### What is being asked
For each line of the data below that holds "lock", copy the line.

-- begin --

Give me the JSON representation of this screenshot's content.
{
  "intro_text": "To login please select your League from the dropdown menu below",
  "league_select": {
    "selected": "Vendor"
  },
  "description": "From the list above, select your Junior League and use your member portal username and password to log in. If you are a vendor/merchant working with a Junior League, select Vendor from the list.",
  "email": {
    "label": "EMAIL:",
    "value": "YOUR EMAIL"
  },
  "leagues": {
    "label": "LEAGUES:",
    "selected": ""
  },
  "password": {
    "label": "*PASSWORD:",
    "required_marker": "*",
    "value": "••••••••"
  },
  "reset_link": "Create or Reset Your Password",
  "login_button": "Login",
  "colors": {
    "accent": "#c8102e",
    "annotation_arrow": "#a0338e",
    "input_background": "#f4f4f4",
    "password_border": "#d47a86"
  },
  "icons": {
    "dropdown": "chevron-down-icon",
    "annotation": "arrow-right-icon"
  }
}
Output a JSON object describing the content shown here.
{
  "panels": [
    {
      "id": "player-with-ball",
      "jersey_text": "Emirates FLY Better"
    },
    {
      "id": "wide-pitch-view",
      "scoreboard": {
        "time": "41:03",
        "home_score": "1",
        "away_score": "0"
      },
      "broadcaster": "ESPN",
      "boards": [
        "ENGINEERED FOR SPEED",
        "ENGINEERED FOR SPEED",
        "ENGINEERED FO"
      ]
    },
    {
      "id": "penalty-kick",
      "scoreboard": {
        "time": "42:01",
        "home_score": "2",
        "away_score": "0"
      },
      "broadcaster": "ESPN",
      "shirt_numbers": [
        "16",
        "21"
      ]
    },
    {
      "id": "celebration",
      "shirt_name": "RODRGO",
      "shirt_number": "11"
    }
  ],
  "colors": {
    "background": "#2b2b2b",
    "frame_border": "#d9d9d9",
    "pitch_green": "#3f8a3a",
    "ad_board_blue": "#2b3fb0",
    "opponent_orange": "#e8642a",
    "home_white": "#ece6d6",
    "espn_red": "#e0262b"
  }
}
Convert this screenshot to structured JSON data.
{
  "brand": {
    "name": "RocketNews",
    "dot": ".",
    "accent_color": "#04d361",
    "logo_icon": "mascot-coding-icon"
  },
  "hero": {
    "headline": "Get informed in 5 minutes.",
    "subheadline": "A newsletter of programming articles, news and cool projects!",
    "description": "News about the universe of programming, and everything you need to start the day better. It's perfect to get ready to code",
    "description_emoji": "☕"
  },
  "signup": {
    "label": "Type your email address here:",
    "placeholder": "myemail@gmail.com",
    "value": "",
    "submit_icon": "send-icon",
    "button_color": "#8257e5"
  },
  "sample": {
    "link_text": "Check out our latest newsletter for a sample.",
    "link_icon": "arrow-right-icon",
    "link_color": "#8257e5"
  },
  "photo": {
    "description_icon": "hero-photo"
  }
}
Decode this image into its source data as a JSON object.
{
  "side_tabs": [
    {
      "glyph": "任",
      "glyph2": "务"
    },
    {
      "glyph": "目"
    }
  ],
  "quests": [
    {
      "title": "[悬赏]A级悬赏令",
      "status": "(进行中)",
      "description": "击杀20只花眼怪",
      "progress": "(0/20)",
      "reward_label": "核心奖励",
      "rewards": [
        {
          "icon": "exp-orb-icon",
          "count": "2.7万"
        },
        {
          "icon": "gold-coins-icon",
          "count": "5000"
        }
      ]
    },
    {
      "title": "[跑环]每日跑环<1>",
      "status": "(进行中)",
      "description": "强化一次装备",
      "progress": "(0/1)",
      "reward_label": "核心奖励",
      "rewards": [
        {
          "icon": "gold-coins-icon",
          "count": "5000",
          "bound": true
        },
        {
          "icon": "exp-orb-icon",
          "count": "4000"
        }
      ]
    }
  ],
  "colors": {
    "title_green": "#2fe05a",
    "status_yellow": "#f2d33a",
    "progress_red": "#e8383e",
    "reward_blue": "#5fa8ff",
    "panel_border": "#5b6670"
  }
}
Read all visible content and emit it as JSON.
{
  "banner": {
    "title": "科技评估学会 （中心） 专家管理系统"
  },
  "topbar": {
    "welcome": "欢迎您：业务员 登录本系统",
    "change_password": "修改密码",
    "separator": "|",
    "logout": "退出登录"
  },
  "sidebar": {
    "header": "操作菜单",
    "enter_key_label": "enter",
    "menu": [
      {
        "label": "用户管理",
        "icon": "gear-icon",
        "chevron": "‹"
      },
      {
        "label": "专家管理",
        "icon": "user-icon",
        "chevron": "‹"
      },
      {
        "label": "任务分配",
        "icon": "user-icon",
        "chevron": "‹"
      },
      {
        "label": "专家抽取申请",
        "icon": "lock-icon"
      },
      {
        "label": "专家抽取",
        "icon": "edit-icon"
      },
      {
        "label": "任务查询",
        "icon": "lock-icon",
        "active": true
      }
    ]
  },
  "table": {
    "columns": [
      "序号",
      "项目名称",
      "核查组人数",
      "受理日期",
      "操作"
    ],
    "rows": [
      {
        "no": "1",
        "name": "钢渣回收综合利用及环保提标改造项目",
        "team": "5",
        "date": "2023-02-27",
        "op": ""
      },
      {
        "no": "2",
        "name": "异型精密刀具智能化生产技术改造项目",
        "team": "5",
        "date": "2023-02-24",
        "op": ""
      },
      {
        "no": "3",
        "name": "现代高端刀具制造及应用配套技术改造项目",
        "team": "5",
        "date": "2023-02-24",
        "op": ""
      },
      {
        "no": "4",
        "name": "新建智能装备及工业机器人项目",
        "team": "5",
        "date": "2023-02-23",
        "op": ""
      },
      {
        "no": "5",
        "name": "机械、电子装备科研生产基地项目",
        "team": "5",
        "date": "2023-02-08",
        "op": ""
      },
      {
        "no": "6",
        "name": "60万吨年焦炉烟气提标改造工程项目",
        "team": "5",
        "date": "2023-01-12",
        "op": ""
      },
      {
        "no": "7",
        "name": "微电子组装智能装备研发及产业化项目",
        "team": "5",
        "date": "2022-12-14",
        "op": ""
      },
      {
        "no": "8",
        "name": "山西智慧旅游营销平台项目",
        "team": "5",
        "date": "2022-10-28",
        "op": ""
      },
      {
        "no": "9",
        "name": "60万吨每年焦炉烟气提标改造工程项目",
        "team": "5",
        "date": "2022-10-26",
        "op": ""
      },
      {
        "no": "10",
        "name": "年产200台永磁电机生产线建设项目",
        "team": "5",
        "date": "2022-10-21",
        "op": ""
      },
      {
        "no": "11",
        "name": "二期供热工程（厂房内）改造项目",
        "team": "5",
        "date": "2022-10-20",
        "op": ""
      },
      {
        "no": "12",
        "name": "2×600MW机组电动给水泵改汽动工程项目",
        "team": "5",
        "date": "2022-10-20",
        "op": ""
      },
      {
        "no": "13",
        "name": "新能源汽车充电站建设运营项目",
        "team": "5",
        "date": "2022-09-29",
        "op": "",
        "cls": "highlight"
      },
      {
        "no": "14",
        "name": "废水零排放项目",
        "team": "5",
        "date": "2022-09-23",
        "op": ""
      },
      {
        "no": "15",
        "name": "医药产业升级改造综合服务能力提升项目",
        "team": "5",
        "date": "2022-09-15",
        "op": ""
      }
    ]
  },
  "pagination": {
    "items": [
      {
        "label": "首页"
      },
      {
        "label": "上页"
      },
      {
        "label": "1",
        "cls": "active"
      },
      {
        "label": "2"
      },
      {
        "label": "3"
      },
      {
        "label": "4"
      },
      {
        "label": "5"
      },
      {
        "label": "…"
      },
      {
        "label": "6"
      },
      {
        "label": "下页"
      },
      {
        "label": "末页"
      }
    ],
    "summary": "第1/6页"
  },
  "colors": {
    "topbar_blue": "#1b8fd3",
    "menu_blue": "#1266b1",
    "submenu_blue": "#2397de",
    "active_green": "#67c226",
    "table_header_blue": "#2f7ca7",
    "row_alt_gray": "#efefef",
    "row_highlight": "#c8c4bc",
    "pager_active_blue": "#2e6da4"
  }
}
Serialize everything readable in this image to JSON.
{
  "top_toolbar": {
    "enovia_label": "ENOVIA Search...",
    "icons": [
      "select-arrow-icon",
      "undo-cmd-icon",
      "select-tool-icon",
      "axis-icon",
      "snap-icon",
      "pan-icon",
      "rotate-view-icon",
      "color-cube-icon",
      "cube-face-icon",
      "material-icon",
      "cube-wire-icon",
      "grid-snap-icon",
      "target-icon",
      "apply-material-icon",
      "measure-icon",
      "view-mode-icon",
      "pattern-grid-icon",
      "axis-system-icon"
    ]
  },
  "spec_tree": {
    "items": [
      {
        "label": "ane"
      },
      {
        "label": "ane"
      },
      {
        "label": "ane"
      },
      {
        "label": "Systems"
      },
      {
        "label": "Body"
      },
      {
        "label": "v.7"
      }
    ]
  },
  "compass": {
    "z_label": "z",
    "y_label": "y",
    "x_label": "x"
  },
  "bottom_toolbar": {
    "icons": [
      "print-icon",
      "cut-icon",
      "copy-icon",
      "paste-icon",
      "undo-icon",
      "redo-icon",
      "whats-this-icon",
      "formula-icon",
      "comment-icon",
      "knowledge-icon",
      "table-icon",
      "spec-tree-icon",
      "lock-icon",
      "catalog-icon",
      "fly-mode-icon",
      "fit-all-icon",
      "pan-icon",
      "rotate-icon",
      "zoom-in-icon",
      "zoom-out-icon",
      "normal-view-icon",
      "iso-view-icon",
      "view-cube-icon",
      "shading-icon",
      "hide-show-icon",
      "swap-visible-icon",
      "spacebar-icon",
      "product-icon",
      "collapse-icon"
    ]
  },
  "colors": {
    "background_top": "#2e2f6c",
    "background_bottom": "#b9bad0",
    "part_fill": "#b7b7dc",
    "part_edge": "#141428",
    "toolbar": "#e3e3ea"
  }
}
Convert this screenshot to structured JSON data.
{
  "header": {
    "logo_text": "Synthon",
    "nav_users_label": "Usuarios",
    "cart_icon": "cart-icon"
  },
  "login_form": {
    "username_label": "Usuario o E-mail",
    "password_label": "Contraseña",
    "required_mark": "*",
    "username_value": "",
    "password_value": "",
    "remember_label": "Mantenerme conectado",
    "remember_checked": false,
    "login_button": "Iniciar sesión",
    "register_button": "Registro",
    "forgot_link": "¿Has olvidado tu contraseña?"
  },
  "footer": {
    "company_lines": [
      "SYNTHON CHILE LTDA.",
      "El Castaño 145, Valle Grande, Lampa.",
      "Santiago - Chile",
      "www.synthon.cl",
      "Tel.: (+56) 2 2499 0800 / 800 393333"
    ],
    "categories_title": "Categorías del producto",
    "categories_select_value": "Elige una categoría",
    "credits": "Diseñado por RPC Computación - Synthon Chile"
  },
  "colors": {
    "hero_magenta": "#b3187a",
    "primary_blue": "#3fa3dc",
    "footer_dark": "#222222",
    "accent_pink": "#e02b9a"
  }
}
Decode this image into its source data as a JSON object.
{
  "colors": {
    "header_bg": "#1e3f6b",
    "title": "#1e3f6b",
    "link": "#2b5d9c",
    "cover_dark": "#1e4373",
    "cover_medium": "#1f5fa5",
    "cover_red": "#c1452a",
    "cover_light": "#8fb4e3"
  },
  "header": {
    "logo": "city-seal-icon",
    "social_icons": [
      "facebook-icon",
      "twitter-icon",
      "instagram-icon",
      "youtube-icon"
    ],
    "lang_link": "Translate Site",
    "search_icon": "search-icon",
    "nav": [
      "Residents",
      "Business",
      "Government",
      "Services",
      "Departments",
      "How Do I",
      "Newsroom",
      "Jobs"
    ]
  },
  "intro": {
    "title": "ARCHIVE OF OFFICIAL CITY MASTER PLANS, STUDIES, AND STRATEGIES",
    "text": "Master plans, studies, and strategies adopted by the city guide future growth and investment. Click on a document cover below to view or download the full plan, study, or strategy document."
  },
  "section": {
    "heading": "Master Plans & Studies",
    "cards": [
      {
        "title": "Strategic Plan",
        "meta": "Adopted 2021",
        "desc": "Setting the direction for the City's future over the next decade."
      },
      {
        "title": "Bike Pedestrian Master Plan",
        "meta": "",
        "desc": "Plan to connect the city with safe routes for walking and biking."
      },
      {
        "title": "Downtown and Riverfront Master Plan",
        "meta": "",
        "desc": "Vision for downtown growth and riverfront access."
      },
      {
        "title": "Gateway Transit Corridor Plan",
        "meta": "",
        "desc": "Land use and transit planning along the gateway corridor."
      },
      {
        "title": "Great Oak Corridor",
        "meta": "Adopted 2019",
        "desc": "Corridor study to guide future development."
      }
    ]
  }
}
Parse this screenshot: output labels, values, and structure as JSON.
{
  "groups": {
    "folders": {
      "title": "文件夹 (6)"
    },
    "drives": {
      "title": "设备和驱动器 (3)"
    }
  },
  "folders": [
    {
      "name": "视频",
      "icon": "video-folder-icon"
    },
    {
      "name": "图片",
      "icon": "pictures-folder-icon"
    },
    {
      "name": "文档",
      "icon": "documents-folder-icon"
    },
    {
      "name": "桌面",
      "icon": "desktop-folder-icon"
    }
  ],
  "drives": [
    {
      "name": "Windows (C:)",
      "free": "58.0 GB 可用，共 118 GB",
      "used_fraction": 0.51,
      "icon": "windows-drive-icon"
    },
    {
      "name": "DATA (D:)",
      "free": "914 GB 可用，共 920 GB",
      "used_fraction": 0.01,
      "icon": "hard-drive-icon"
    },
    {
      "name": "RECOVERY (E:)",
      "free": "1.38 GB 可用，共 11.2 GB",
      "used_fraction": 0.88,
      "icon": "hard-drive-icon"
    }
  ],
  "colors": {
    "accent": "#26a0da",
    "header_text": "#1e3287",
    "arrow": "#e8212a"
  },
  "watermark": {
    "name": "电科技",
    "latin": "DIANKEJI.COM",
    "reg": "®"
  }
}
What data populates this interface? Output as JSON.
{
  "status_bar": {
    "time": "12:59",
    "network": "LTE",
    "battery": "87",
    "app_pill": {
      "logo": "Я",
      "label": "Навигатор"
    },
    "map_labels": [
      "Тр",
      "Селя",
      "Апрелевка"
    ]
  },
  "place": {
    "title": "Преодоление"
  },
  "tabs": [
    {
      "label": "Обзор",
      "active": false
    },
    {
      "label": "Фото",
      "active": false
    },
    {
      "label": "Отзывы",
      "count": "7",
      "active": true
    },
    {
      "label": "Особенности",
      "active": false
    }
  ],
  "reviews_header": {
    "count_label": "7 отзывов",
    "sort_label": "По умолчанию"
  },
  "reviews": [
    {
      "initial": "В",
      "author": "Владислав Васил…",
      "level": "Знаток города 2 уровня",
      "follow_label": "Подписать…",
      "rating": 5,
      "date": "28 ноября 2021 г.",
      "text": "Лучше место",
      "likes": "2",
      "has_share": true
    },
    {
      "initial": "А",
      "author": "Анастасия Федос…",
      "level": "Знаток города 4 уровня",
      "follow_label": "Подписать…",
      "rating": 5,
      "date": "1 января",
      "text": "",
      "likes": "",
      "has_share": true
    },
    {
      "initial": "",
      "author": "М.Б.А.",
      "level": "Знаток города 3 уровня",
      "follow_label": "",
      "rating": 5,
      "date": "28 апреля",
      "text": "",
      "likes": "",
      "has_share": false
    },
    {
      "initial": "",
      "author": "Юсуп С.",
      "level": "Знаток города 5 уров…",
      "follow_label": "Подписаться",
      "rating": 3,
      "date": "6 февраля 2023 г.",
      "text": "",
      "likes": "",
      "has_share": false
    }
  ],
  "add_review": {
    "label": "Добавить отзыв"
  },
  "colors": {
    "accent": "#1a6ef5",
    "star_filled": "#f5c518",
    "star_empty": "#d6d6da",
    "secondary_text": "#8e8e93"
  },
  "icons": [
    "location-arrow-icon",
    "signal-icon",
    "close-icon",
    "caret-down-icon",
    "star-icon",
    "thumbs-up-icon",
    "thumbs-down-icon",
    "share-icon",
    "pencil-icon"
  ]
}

-- end --

### Result
        "icon": "lock-icon"
        "icon": "lock-icon",
      "lock-icon",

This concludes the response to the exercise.